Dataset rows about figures
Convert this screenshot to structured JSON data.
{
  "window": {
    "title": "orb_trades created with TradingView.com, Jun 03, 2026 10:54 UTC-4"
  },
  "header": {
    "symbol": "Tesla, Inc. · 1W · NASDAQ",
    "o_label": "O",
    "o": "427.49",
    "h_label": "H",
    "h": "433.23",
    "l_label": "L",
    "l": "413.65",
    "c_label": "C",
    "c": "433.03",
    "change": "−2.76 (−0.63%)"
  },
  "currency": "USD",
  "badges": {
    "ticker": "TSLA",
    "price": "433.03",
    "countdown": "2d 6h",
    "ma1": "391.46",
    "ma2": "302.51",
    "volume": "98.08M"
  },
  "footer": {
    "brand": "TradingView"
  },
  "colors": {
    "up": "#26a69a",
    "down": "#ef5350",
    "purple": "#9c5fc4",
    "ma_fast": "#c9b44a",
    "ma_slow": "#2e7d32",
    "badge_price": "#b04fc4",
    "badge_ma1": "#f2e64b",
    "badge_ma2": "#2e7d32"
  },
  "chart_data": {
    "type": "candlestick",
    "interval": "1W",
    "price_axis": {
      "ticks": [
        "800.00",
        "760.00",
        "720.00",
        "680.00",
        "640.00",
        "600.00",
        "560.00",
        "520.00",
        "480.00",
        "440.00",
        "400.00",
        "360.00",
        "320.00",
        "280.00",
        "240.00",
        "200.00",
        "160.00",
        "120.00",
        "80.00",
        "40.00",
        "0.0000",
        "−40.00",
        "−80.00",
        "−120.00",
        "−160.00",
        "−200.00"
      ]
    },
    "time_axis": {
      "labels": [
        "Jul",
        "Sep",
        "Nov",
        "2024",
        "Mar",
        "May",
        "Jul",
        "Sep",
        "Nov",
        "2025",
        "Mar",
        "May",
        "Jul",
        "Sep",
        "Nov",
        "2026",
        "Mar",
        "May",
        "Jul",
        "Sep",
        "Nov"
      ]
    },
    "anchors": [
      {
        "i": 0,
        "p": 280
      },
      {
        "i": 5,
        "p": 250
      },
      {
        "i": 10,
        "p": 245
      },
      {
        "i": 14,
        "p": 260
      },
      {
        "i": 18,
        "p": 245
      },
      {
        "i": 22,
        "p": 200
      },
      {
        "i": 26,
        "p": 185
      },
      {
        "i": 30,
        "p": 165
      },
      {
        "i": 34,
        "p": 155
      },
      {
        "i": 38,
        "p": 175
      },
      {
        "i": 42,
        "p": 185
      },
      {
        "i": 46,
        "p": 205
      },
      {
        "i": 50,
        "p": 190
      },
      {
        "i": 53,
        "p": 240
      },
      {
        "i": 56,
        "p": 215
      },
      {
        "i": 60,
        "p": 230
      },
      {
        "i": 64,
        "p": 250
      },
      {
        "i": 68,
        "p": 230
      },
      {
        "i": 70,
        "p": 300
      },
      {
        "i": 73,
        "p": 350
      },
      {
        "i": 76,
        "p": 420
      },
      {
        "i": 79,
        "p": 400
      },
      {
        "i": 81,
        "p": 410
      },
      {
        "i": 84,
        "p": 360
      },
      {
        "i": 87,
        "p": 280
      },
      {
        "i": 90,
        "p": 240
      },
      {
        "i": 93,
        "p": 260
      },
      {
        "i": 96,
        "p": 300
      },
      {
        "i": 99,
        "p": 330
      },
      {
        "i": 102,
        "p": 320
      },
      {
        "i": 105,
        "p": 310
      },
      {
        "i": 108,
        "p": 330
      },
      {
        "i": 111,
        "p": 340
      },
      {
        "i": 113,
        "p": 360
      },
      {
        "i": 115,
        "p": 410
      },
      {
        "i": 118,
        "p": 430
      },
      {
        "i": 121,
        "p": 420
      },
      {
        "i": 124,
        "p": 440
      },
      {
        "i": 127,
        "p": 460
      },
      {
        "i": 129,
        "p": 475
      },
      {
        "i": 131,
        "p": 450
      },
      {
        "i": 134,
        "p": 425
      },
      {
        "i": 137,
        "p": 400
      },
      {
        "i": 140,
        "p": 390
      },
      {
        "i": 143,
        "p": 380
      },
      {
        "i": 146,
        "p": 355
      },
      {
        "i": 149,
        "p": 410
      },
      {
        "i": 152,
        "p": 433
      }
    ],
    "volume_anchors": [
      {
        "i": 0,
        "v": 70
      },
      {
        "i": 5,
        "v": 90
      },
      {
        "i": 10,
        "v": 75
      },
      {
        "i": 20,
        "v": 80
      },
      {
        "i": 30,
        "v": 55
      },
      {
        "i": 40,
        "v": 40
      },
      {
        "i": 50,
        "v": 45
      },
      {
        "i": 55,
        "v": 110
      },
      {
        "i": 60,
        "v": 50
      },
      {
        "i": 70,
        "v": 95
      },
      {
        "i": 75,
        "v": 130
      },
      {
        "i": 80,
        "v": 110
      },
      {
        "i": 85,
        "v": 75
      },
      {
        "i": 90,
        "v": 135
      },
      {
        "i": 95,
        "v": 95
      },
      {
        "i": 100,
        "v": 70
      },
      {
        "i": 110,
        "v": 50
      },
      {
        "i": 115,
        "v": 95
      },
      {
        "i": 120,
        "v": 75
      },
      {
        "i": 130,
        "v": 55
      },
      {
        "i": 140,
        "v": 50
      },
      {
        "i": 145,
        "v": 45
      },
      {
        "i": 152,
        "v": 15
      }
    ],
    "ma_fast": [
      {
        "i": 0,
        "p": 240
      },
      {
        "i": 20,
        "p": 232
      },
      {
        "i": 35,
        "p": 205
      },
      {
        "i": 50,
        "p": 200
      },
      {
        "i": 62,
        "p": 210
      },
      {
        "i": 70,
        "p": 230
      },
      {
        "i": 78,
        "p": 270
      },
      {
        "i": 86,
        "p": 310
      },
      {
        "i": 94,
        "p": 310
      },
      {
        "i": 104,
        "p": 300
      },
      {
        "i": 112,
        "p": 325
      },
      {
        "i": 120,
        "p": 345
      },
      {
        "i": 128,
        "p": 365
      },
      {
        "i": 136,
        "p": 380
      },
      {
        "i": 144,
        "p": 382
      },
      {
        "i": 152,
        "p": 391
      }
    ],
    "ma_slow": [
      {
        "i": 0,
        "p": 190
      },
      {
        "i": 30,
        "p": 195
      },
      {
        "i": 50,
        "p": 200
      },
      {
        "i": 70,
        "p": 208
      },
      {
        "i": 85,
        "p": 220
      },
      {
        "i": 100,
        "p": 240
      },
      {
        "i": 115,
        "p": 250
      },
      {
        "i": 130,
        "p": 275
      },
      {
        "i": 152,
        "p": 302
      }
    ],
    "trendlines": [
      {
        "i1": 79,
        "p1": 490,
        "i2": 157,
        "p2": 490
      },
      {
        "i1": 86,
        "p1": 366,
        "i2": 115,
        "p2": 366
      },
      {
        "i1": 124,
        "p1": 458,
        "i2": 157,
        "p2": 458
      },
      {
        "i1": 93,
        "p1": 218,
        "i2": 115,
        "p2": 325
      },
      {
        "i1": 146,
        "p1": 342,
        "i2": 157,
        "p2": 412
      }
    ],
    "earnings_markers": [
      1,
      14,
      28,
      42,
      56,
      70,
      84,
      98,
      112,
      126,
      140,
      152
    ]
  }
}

■ **GOAL OF THE EXERCISE**:
Retype the data exactly as given.

■ **SOLUTION BELOW**:
Convert this screenshot to structured JSON data.
{
  "window": {
    "title": "orb_trades created with TradingView.com, Jun 03, 2026 10:54 UTC-4"
  },
  "header": {
    "symbol": "Tesla, Inc. · 1W · NASDAQ",
    "o_label": "O",
    "o": "427.49",
    "h_label": "H",
    "h": "433.23",
    "l_label": "L",
    "l": "413.65",
    "c_label": "C",
    "c": "433.03",
    "change": "−2.76 (−0.63%)"
  },
  "currency": "USD",
  "badges": {
    "ticker": "TSLA",
    "price": "433.03",
    "countdown": "2d 6h",
    "ma1": "391.46",
    "ma2": "302.51",
    "volume": "98.08M"
  },
  "footer": {
    "brand": "TradingView"
  },
  "colors": {
    "up": "#26a69a",
    "down": "#ef5350",
    "purple": "#9c5fc4",
    "ma_fast": "#c9b44a",
    "ma_slow": "#2e7d32",
    "badge_price": "#b04fc4",
    "badge_ma1": "#f2e64b",
    "badge_ma2": "#2e7d32"
  },
  "chart_data": {
    "type": "candlestick",
    "interval": "1W",
    "price_axis": {
      "ticks": [
        "800.00",
        "760.00",
        "720.00",
        "680.00",
        "640.00",
        "600.00",
        "560.00",
        "520.00",
        "480.00",
        "440.00",
        "400.00",
        "360.00",
        "320.00",
        "280.00",
        "240.00",
        "200.00",
        "160.00",
        "120.00",
        "80.00",
        "40.00",
        "0.0000",
        "−40.00",
        "−80.00",
        "−120.00",
        "−160.00",
        "−200.00"
      ]
    },
    "time_axis": {
      "labels": [
        "Jul",
        "Sep",
        "Nov",
        "2024",
        "Mar",
        "May",
        "Jul",
        "Sep",
        "Nov",
        "2025",
        "Mar",
        "May",
        "Jul",
        "Sep",
        "Nov",
        "2026",
        "Mar",
        "May",
        "Jul",
        "Sep",
        "Nov"
      ]
    },
    "anchors": [
      {
        "i": 0,
        "p": 280
      },
      {
        "i": 5,
        "p": 250
      },
      {
        "i": 10,
        "p": 245
      },
      {
        "i": 14,
        "p": 260
      },
      {
        "i": 18,
        "p": 245
      },
      {
        "i": 22,
        "p": 200
      },
      {
        "i": 26,
        "p": 185
      },
      {
        "i": 30,
        "p": 165
      },
      {
        "i": 34,
        "p": 155
      },
      {
        "i": 38,
        "p": 175
      },
      {
        "i": 42,
        "p": 185
      },
      {
        "i": 46,
        "p": 205
      },
      {
        "i": 50,
        "p": 190
      },
      {
        "i": 53,
        "p": 240
      },
      {
        "i": 56,
        "p": 215
      },
      {
        "i": 60,
        "p": 230
      },
      {
        "i": 64,
        "p": 250
      },
      {
        "i": 68,
        "p": 230
      },
      {
        "i": 70,
        "p": 300
      },
      {
        "i": 73,
        "p": 350
      },
      {
        "i": 76,
        "p": 420
      },
      {
        "i": 79,
        "p": 400
      },
      {
        "i": 81,
        "p": 410
      },
      {
        "i": 84,
        "p": 360
      },
      {
        "i": 87,
        "p": 280
      },
      {
        "i": 90,
        "p": 240
      },
      {
        "i": 93,
        "p": 260
      },
      {
        "i": 96,
        "p": 300
      },
      {
        "i": 99,
        "p": 330
      },
      {
        "i": 102,
        "p": 320
      },
      {
        "i": 105,
        "p": 310
      },
      {
        "i": 108,
        "p": 330
      },
      {
        "i": 111,
        "p": 340
      },
      {
        "i": 113,
        "p": 360
      },
      {
        "i": 115,
        "p": 410
      },
      {
        "i": 118,
        "p": 430
      },
      {
        "i": 121,
        "p": 420
      },
      {
        "i": 124,
        "p": 440
      },
      {
        "i": 127,
        "p": 460
      },
      {
        "i": 129,
        "p": 475
      },
      {
        "i": 131,
        "p": 450
      },
      {
        "i": 134,
        "p": 425
      },
      {
        "i": 137,
        "p": 400
      },
      {
        "i": 140,
        "p": 390
      },
      {
        "i": 143,
        "p": 380
      },
      {
        "i": 146,
        "p": 355
      },
      {
        "i": 149,
        "p": 410
      },
      {
        "i": 152,
        "p": 433
      }
    ],
    "volume_anchors": [
      {
        "i": 0,
        "v": 70
      },
      {
        "i": 5,
        "v": 90
      },
      {
        "i": 10,
        "v": 75
      },
      {
        "i": 20,
        "v": 80
      },
      {
        "i": 30,
        "v": 55
      },
      {
        "i": 40,
        "v": 40
      },
      {
        "i": 50,
        "v": 45
      },
      {
        "i": 55,
        "v": 110
      },
      {
        "i": 60,
        "v": 50
      },
      {
        "i": 70,
        "v": 95
      },
      {
        "i": 75,
        "v": 130
      },
      {
        "i": 80,
        "v": 110
      },
      {
        "i": 85,
        "v": 75
      },
      {
        "i": 90,
        "v": 135
      },
      {
        "i": 95,
        "v": 95
      },
      {
        "i": 100,
        "v": 70
      },
      {
        "i": 110,
        "v": 50
      },
      {
        "i": 115,
        "v": 95
      },
      {
        "i": 120,
        "v": 75
      },
      {
        "i": 130,
        "v": 55
      },
      {
        "i": 140,
        "v": 50
      },
      {
        "i": 145,
        "v": 45
      },
      {
        "i": 152,
        "v": 15
      }
    ],
    "ma_fast": [
      {
        "i": 0,
        "p": 240
      },
      {
        "i": 20,
        "p": 232
      },
      {
        "i": 35,
        "p": 205
      },
      {
        "i": 50,
        "p": 200
      },
      {
        "i": 62,
        "p": 210
      },
      {
        "i": 70,
        "p": 230
      },
      {
        "i": 78,
        "p": 270
      },
      {
        "i": 86,
        "p": 310
      },
      {
        "i": 94,
        "p": 310
      },
      {
        "i": 104,
        "p": 300
      },
      {
        "i": 112,
        "p": 325
      },
      {
        "i": 120,
        "p": 345
      },
      {
        "i": 128,
        "p": 365
      },
      {
        "i": 136,
        "p": 380
      },
      {
        "i": 144,
        "p": 382
      },
      {
        "i": 152,
        "p": 391
      }
    ],
    "ma_slow": [
      {
        "i": 0,
        "p": 190
      },
      {
        "i": 30,
        "p": 195
      },
      {
        "i": 50,
        "p": 200
      },
      {
        "i": 70,
        "p": 208
      },
      {
        "i": 85,
        "p": 220
      },
      {
        "i": 100,
        "p": 240
      },
      {
        "i": 115,
        "p": 250
      },
      {
        "i": 130,
        "p": 275
      },
      {
        "i": 152,
        "p": 302
      }
    ],
    "trendlines": [
      {
        "i1": 79,
        "p1": 490,
        "i2": 157,
        "p2": 490
      },
      {
        "i1": 86,
        "p1": 366,
        "i2": 115,
        "p2": 366
      },
      {
        "i1": 124,
        "p1": 458,
        "i2": 157,
        "p2": 458
      },
      {
        "i1": 93,
        "p1": 218,
        "i2": 115,
        "p2": 325
      },
      {
        "i1": 146,
        "p1": 342,
        "i2": 157,
        "p2": 412
      }
    ],
    "earnings_markers": [
      1,
      14,
      28,
      42,
      56,
      70,
      84,
      98,
      112,
      126,
      140,
      152
    ]
  }
}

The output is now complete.